> [Task to carry out]:
Retype each record below word for word. Leave the pictures out.
* begin Records to use *
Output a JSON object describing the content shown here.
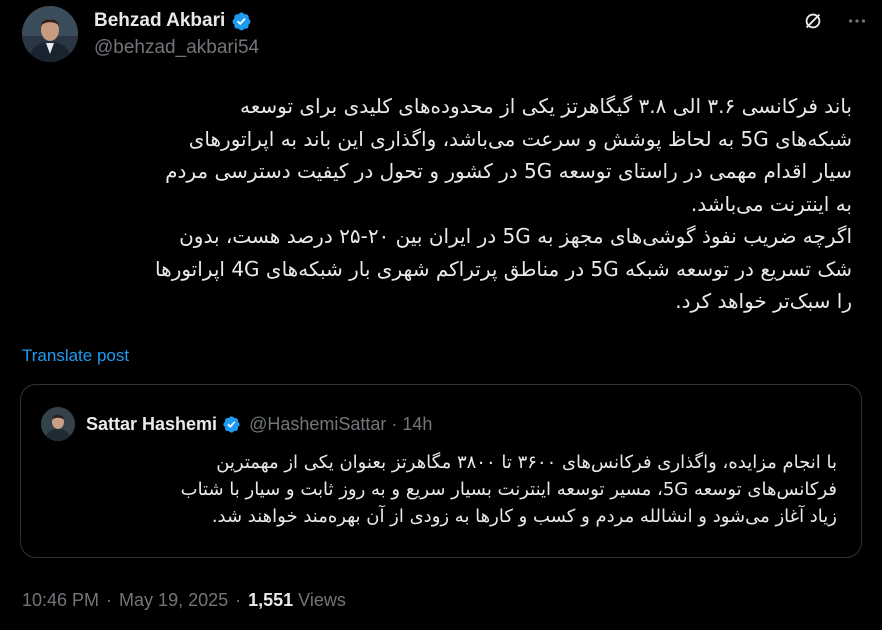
{
  "author": {
    "display_name": "Behzad Akbari",
    "handle": "@behzad_akbari54"
  },
  "tweet": {
    "text": "باند فرکانسی ۳.۶ الی ۳.۸ گیگاهرتز یکی از محدوده‌های کلیدی برای توسعه\nشبکه‌های 5G به لحاظ پوشش و سرعت می‌باشد، واگذاری این باند به اپراتورهای\nسیار اقدام مهمی در راستای توسعه 5G در کشور و تحول در کیفیت دسترسی مردم\nبه اینترنت می‌باشد.\nاگرچه ضریب نفوذ گوشی‌های مجهز به 5G در ایران بین ۲۰-۲۵ درصد هست، بدون\nشک تسریع در توسعه شبکه 5G در مناطق پرتراکم شهری بار شبکه‌های 4G اپراتورها\nرا سبک‌تر خواهد کرد.",
    "translate_label": "Translate post"
  },
  "quote": {
    "display_name": "Sattar Hashemi",
    "meta": "@HashemiSattar · 14h",
    "text": "با انجام مزایده، واگذاری فرکانس‌های ۳۶۰۰ تا ۳۸۰۰ مگاهرتز بعنوان یکی از مهمترین\nفرکانس‌های توسعه 5G، مسیر توسعه اینترنت بسیار سریع و به روز ثابت و سیار با شتاب\nزیاد آغاز می‌شود و انشالله مردم و کسب و کارها به زودی از آن بهره‌مند خواهند شد."
  },
  "footer": {
    "time": "10:46 PM",
    "date": "May 19, 2025",
    "views_count": "1,551",
    "views_label": "Views"
  },
  "icons": {
    "verified": "verified-badge-icon",
    "grok": "grok-icon",
    "more": "more-icon"
  },
  "colors": {
    "background": "#000000",
    "text": "#e7e9ea",
    "secondary": "#71767b",
    "accent": "#1d9bf0",
    "border": "#2f3336"
  }
}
* end Records to use *
> [Exercise output]:
Output a JSON object describing the content shown here.
{
  "author": {
    "display_name": "Behzad Akbari",
    "handle": "@behzad_akbari54"
  },
  "tweet": {
    "text": "باند فرکانسی ۳.۶ الی ۳.۸ گیگاهرتز یکی از محدوده‌های کلیدی برای توسعه\nشبکه‌های 5G به لحاظ پوشش و سرعت می‌باشد، واگذاری این باند به اپراتورهای\nسیار اقدام مهمی در راستای توسعه 5G در کشور و تحول در کیفیت دسترسی مردم\nبه اینترنت می‌باشد.\nاگرچه ضریب نفوذ گوشی‌های مجهز به 5G در ایران بین ۲۰-۲۵ درصد هست، بدون\nشک تسریع در توسعه شبکه 5G در مناطق پرتراکم شهری بار شبکه‌های 4G اپراتورها\nرا سبک‌تر خواهد کرد.",
    "translate_label": "Translate post"
  },
  "quote": {
    "display_name": "Sattar Hashemi",
    "meta": "@HashemiSattar · 14h",
    "text": "با انجام مزایده، واگذاری فرکانس‌های ۳۶۰۰ تا ۳۸۰۰ مگاهرتز بعنوان یکی از مهمترین\nفرکانس‌های توسعه 5G، مسیر توسعه اینترنت بسیار سریع و به روز ثابت و سیار با شتاب\nزیاد آغاز می‌شود و انشالله مردم و کسب و کارها به زودی از آن بهره‌مند خواهند شد."
  },
  "footer": {
    "time": "10:46 PM",
    "date": "May 19, 2025",
    "views_count": "1,551",
    "views_label": "Views"
  },
  "icons": {
    "verified": "verified-badge-icon",
    "grok": "grok-icon",
    "more": "more-icon"
  },
  "colors": {
    "background": "#000000",
    "text": "#e7e9ea",
    "secondary": "#71767b",
    "accent": "#1d9bf0",
    "border": "#2f3336"
  }
}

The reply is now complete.